### Task goal
Where a line holds the string "JSON", return that line.

### Chart and figure data
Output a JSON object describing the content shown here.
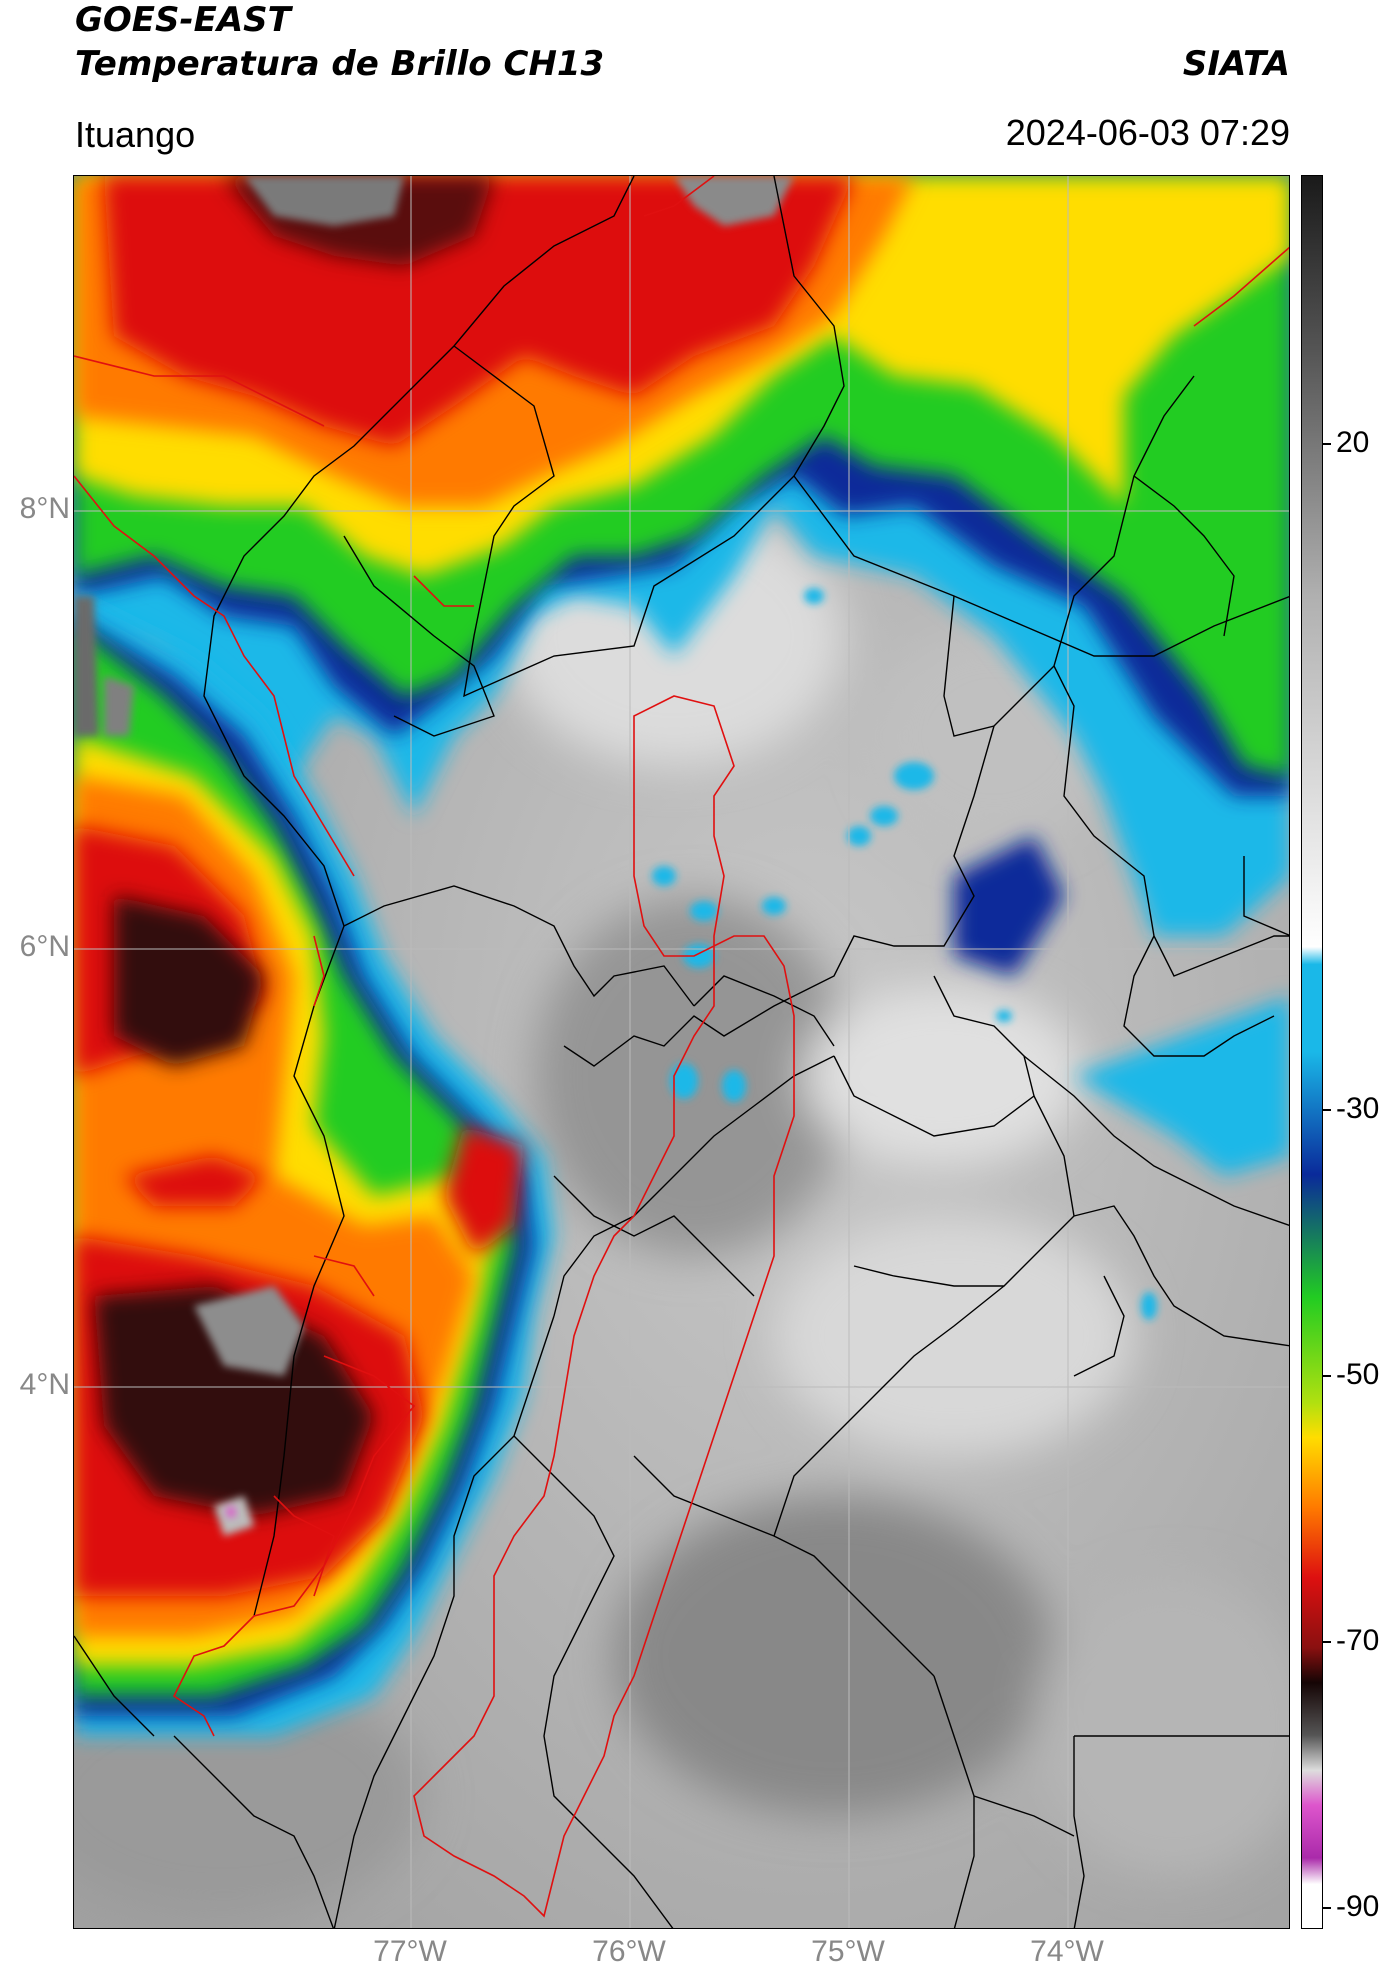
{
  "header": {
    "line1": "GOES-EAST",
    "line2": "Temperatura de Brillo CH13",
    "brand": "SIATA",
    "region": "Ituango",
    "timestamp": "2024-06-03 07:29"
  },
  "map": {
    "lat_labels": [
      "8°N",
      "6°N",
      "4°N"
    ],
    "lon_labels": [
      "77°W",
      "76°W",
      "75°W",
      "74°W"
    ],
    "grid": true
  },
  "colorbar": {
    "tick_labels": [
      "20",
      "-30",
      "-50",
      "-70",
      "-90"
    ],
    "colors": {
      "warm_gray": "#b0b0b0",
      "cyan": "#1ab8e8",
      "blue": "#0a2a9a",
      "green": "#22cc22",
      "yellow": "#ffdd00",
      "orange": "#ff7a00",
      "red": "#dd1010",
      "dark": "#150505",
      "magenta": "#dd55cc"
    }
  }
}
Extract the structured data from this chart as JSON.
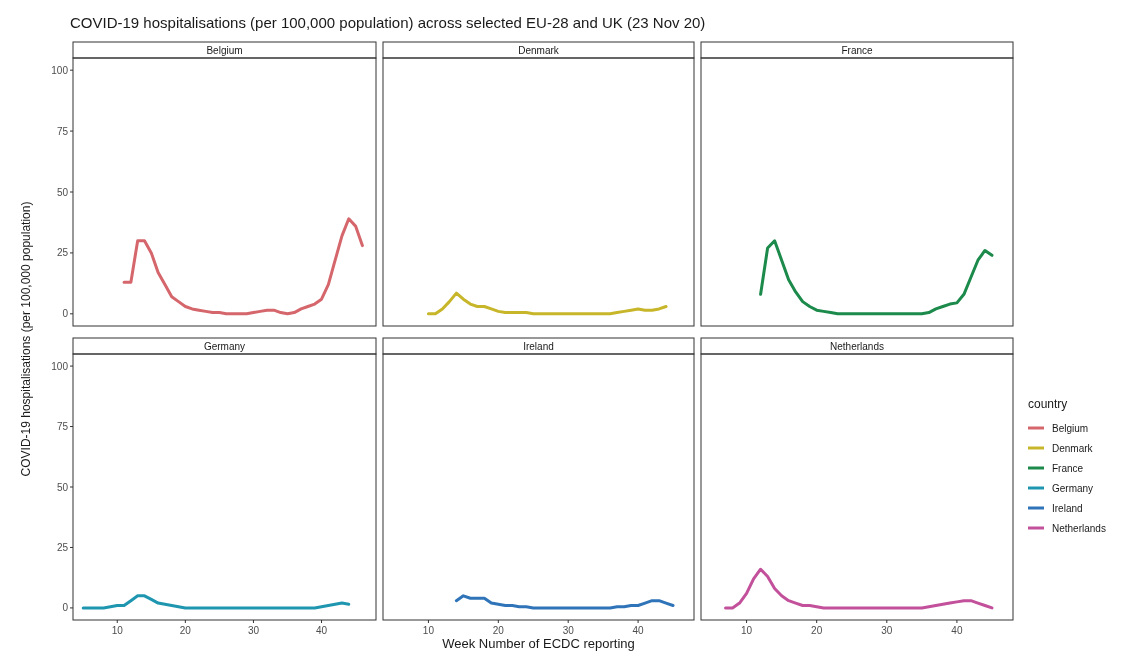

### Exercise answer
Output a JSON object describing the content shown here.
Extract the structured data from this chart as JSON.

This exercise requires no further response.